● Data shown
§

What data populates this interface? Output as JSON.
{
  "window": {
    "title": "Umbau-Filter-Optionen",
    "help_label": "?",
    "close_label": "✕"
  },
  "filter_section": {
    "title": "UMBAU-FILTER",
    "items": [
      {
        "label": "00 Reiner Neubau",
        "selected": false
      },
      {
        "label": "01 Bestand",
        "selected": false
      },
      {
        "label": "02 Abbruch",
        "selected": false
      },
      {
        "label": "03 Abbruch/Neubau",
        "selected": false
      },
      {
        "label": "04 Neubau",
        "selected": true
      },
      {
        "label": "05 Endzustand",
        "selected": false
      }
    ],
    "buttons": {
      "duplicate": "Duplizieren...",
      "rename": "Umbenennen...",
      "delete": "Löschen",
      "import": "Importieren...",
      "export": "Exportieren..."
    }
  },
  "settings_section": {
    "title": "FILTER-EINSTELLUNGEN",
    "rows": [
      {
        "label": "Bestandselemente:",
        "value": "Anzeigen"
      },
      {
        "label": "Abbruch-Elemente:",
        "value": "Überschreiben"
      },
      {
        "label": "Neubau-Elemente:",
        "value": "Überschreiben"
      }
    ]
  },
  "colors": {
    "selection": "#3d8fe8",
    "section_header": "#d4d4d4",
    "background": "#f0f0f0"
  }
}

§

● Work instructions
Using the exact wording, write out all of the records.

● Task answer
What data populates this interface? Output as JSON.
{
  "window": {
    "title": "Umbau-Filter-Optionen",
    "help_label": "?",
    "close_label": "✕"
  },
  "filter_section": {
    "title": "UMBAU-FILTER",
    "items": [
      {
        "label": "00 Reiner Neubau",
        "selected": false
      },
      {
        "label": "01 Bestand",
        "selected": false
      },
      {
        "label": "02 Abbruch",
        "selected": false
      },
      {
        "label": "03 Abbruch/Neubau",
        "selected": false
      },
      {
        "label": "04 Neubau",
        "selected": true
      },
      {
        "label": "05 Endzustand",
        "selected": false
      }
    ],
    "buttons": {
      "duplicate": "Duplizieren...",
      "rename": "Umbenennen...",
      "delete": "Löschen",
      "import": "Importieren...",
      "export": "Exportieren..."
    }
  },
  "settings_section": {
    "title": "FILTER-EINSTELLUNGEN",
    "rows": [
      {
        "label": "Bestandselemente:",
        "value": "Anzeigen"
      },
      {
        "label": "Abbruch-Elemente:",
        "value": "Überschreiben"
      },
      {
        "label": "Neubau-Elemente:",
        "value": "Überschreiben"
      }
    ]
  },
  "colors": {
    "selection": "#3d8fe8",
    "section_header": "#d4d4d4",
    "background": "#f0f0f0"
  }
}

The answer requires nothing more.